_Supplied material_
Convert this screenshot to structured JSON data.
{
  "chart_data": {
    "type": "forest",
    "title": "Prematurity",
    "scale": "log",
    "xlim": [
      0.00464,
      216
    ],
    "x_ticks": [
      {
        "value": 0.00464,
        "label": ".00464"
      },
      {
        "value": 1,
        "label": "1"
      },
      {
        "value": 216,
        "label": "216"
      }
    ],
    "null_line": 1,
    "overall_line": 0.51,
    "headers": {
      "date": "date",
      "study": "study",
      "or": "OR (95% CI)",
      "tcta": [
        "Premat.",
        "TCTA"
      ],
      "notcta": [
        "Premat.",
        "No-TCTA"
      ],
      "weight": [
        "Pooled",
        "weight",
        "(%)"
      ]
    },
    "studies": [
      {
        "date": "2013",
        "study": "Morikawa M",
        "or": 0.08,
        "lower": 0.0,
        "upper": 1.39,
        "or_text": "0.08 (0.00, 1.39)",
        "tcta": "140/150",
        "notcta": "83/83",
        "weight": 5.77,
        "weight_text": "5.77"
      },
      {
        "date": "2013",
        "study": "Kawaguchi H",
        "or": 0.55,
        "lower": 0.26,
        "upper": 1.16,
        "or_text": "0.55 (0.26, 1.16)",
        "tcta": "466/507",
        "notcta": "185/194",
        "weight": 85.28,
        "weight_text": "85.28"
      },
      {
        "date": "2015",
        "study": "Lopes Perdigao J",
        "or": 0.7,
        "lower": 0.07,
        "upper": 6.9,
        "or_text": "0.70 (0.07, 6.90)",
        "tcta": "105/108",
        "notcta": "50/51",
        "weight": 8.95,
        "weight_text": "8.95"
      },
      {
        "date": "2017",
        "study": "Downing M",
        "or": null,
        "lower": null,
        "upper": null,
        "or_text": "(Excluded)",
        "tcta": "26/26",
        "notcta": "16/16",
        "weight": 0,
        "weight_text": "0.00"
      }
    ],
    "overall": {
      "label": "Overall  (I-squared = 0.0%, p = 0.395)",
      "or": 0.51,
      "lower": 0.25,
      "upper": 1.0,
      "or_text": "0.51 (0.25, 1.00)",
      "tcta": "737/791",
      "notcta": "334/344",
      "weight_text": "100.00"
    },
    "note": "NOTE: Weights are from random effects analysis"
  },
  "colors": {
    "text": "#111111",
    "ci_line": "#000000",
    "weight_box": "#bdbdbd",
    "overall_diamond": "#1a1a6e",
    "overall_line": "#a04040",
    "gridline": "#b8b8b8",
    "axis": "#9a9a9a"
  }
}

_Prompt_
In the entries above, count every line containing the word "notcta". Write only the total.

_Worked solution_
6